Written exercise:
In full and without alteration, repeat the material.

Data supplied:
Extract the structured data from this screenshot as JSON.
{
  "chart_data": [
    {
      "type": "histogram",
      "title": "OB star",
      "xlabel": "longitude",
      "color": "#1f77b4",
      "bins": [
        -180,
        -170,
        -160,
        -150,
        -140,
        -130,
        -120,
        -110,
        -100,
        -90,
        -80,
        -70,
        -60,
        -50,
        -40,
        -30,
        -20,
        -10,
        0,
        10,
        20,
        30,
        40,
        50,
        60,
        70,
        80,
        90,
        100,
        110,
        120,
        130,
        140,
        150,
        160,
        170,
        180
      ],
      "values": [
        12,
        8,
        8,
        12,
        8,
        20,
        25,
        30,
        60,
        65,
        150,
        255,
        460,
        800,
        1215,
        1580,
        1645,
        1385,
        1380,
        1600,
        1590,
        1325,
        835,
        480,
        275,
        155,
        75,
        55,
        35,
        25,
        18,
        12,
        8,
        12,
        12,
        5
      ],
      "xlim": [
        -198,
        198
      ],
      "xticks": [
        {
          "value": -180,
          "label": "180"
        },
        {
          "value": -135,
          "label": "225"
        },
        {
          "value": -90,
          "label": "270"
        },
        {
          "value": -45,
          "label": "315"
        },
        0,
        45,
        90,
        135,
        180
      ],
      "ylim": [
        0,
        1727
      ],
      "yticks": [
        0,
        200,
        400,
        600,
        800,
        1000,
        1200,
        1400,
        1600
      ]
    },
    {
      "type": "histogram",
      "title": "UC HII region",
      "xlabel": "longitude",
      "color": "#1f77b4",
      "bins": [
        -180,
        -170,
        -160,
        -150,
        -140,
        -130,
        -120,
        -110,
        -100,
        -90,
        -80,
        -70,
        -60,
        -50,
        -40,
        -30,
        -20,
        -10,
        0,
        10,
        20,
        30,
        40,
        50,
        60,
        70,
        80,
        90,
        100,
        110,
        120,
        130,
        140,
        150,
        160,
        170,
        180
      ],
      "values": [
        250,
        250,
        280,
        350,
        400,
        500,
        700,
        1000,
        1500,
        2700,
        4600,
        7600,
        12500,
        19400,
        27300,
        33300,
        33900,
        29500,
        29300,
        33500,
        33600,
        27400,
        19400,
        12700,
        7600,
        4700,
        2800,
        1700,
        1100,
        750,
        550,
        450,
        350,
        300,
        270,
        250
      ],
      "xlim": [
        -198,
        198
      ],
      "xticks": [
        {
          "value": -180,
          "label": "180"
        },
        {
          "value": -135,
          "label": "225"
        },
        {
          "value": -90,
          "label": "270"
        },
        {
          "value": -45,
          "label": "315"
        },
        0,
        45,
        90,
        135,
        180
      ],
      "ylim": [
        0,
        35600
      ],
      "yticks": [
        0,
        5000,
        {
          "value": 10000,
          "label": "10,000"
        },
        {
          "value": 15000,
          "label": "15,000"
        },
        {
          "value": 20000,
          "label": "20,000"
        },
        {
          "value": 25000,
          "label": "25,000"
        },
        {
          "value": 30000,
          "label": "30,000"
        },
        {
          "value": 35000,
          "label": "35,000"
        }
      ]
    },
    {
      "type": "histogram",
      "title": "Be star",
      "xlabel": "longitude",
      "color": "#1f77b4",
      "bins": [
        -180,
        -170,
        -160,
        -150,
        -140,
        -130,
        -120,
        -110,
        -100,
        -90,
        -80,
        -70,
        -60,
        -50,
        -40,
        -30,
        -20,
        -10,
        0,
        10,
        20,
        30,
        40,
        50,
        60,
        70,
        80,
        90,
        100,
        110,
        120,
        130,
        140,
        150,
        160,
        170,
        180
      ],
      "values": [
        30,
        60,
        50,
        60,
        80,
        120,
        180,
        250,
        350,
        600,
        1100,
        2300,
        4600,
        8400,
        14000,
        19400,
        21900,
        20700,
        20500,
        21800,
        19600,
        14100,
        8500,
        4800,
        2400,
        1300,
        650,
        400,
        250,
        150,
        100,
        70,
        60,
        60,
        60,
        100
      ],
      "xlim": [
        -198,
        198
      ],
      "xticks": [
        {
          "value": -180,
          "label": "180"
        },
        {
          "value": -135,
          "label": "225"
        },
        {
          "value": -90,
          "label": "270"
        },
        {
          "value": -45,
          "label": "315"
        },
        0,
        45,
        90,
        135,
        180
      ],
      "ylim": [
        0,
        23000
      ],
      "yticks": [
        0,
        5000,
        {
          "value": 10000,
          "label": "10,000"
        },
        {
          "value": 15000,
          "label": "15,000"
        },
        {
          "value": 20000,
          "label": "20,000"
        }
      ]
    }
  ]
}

Exercise output:
Extract the structured data from this screenshot as JSON.
{
  "chart_data": [
    {
      "type": "histogram",
      "title": "OB star",
      "xlabel": "longitude",
      "color": "#1f77b4",
      "bins": [
        -180,
        -170,
        -160,
        -150,
        -140,
        -130,
        -120,
        -110,
        -100,
        -90,
        -80,
        -70,
        -60,
        -50,
        -40,
        -30,
        -20,
        -10,
        0,
        10,
        20,
        30,
        40,
        50,
        60,
        70,
        80,
        90,
        100,
        110,
        120,
        130,
        140,
        150,
        160,
        170,
        180
      ],
      "values": [
        12,
        8,
        8,
        12,
        8,
        20,
        25,
        30,
        60,
        65,
        150,
        255,
        460,
        800,
        1215,
        1580,
        1645,
        1385,
        1380,
        1600,
        1590,
        1325,
        835,
        480,
        275,
        155,
        75,
        55,
        35,
        25,
        18,
        12,
        8,
        12,
        12,
        5
      ],
      "xlim": [
        -198,
        198
      ],
      "xticks": [
        {
          "value": -180,
          "label": "180"
        },
        {
          "value": -135,
          "label": "225"
        },
        {
          "value": -90,
          "label": "270"
        },
        {
          "value": -45,
          "label": "315"
        },
        0,
        45,
        90,
        135,
        180
      ],
      "ylim": [
        0,
        1727
      ],
      "yticks": [
        0,
        200,
        400,
        600,
        800,
        1000,
        1200,
        1400,
        1600
      ]
    },
    {
      "type": "histogram",
      "title": "UC HII region",
      "xlabel": "longitude",
      "color": "#1f77b4",
      "bins": [
        -180,
        -170,
        -160,
        -150,
        -140,
        -130,
        -120,
        -110,
        -100,
        -90,
        -80,
        -70,
        -60,
        -50,
        -40,
        -30,
        -20,
        -10,
        0,
        10,
        20,
        30,
        40,
        50,
        60,
        70,
        80,
        90,
        100,
        110,
        120,
        130,
        140,
        150,
        160,
        170,
        180
      ],
      "values": [
        250,
        250,
        280,
        350,
        400,
        500,
        700,
        1000,
        1500,
        2700,
        4600,
        7600,
        12500,
        19400,
        27300,
        33300,
        33900,
        29500,
        29300,
        33500,
        33600,
        27400,
        19400,
        12700,
        7600,
        4700,
        2800,
        1700,
        1100,
        750,
        550,
        450,
        350,
        300,
        270,
        250
      ],
      "xlim": [
        -198,
        198
      ],
      "xticks": [
        {
          "value": -180,
          "label": "180"
        },
        {
          "value": -135,
          "label": "225"
        },
        {
          "value": -90,
          "label": "270"
        },
        {
          "value": -45,
          "label": "315"
        },
        0,
        45,
        90,
        135,
        180
      ],
      "ylim": [
        0,
        35600
      ],
      "yticks": [
        0,
        5000,
        {
          "value": 10000,
          "label": "10,000"
        },
        {
          "value": 15000,
          "label": "15,000"
        },
        {
          "value": 20000,
          "label": "20,000"
        },
        {
          "value": 25000,
          "label": "25,000"
        },
        {
          "value": 30000,
          "label": "30,000"
        },
        {
          "value": 35000,
          "label": "35,000"
        }
      ]
    },
    {
      "type": "histogram",
      "title": "Be star",
      "xlabel": "longitude",
      "color": "#1f77b4",
      "bins": [
        -180,
        -170,
        -160,
        -150,
        -140,
        -130,
        -120,
        -110,
        -100,
        -90,
        -80,
        -70,
        -60,
        -50,
        -40,
        -30,
        -20,
        -10,
        0,
        10,
        20,
        30,
        40,
        50,
        60,
        70,
        80,
        90,
        100,
        110,
        120,
        130,
        140,
        150,
        160,
        170,
        180
      ],
      "values": [
        30,
        60,
        50,
        60,
        80,
        120,
        180,
        250,
        350,
        600,
        1100,
        2300,
        4600,
        8400,
        14000,
        19400,
        21900,
        20700,
        20500,
        21800,
        19600,
        14100,
        8500,
        4800,
        2400,
        1300,
        650,
        400,
        250,
        150,
        100,
        70,
        60,
        60,
        60,
        100
      ],
      "xlim": [
        -198,
        198
      ],
      "xticks": [
        {
          "value": -180,
          "label": "180"
        },
        {
          "value": -135,
          "label": "225"
        },
        {
          "value": -90,
          "label": "270"
        },
        {
          "value": -45,
          "label": "315"
        },
        0,
        45,
        90,
        135,
        180
      ],
      "ylim": [
        0,
        23000
      ],
      "yticks": [
        0,
        5000,
        {
          "value": 10000,
          "label": "10,000"
        },
        {
          "value": 15000,
          "label": "15,000"
        },
        {
          "value": 20000,
          "label": "20,000"
        }
      ]
    }
  ]
}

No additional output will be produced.